- [Document excerpt]:
/---

Early predictors of prolonged pleural effusion after lobectomy: a prospective study

Introduction. To identify early clinical, functional and pleural predictors of prolonged pleural effusion (PPE) after lobectomy and to assess their prognostic value.

Materials and methods. This prospective single-centre study included 168 patients who underwent lobectomy with systematic mediastinal lymph node dissection at the Ulyanovsk Regional Oncology Dispensary between 1 June 2024 and 1 November 2025. Clinical and demographic data, pulmonary function parameters, complete blood count and biochemical markers, as well as pleural fluid characteristics on postoperative days 2 and 4–5 were analysed. PPE was defined as the need to maintain a pleural drain for more than 5 days in the absence of purulent complications. Logistic regression and ROC analysis were used for statistical assessment.

\---

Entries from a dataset
/---

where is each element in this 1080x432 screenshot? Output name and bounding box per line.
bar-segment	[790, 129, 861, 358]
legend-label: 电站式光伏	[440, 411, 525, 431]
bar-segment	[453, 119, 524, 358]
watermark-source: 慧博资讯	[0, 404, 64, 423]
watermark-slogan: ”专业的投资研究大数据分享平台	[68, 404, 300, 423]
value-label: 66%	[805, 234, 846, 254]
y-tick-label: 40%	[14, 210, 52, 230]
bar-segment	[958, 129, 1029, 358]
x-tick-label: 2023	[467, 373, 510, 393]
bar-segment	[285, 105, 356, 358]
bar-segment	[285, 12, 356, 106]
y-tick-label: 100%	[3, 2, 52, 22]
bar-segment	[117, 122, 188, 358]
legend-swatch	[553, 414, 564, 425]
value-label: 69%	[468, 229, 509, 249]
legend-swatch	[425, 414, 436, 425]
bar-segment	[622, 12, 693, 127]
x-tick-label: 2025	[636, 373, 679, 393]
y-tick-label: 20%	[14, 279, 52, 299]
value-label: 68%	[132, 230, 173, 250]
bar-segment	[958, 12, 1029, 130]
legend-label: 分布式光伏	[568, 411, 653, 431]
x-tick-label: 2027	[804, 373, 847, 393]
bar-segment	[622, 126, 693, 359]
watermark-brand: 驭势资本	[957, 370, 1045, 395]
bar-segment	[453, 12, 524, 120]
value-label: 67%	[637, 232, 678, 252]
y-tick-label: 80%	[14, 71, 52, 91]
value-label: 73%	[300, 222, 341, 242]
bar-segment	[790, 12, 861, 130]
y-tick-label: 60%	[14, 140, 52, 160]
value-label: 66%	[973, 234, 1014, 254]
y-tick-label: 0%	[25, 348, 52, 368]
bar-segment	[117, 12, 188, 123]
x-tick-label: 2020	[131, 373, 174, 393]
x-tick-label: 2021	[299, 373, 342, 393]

\---

- [Work request 1]: Update the pleural effusion abstract from "Early predictors of" through "for statistical assessment.", replacing "lobectomy" with "segmentectomy".
- [Work request 2]: List the categories of data that the pleural effusion abstract says were analyzed.
- [Work request 3]: Proceed with the pleural effusion abstract, starting after its last sentence.
The entries were taken from a separate source.

- [Response 1]:
Early predictors of prolonged pleural effusion after segmentectomy: a prospective study

Introduction. To identify early clinical, functional and pleural predictors of prolonged pleural effusion (PPE) after segmentectomy and to assess their prognostic value.

Materials and methods. This prospective single-centre study included 168 patients who underwent segmentectomy with systematic mediastinal lymph node dissection at the Ulyanovsk Regional Oncology Dispensary between 1 June 2024 and 1 November 2025. Clinical and demographic data, pulmonary function parameters, complete blood count and biochemical markers, as well as pleural fluid characteristics on postoperative days 2 and 4–5 were analysed. PPE was defined as the need to maintain a pleural drain for more than 5 days in the absence of purulent complications. Logistic regression and ROC analysis were used for statistical assessment.

- [Response 2]:
- Clinical and demographic data
- Pulmonary function parameters
- Complete blood count
- Biochemical markers
- Pleural fluid characteristics on postoperative days 2 and 4–5

- [Response 3]:
Results. The incidence of PPE was 29,2 % (49/168). In univariate analysis, taller height (p=0,012), smoking (p=0,002), higher peak expiratory flow (PEF) and forced vital capacity (FVC, % predicted), as well as increased pleural protein, neutrophil and lymphocyte counts and higher pleural fluid volume on day 2 (all p<0,001) were associated with PPE. In multivariable logistic regression, independent predictors of PPE were pleural neutrophil count on day 2 (AOR=1,94), pleural protein concentration (AOR=1,082), smoking (AOR=2,92) and FVC (% predicted) (AOR=1,021), whereas peripheral lower limb atherosclerosis was associated with a reduced risk of PPE (AOR=0,34). The resulting model demonstrated high discriminative ability (AUC=0,832; 95 % CI: 0,756–0,908; sensitivity 70,8 %; specificity 83,6 %).

Conclusion. Prolonged pleural effusion after lobectomy occurs in nearly one-third of patients and is strongly related to early markers of inflammatory exudative response in the pleural space, smoking status and functional respiratory characteristics. Early assessment of pleural fluid composition and key clinical parameters on postoperative day 2 allows reliable risk stratification for PPE and may guide individualized postoperative drainage management and clinical surveillance.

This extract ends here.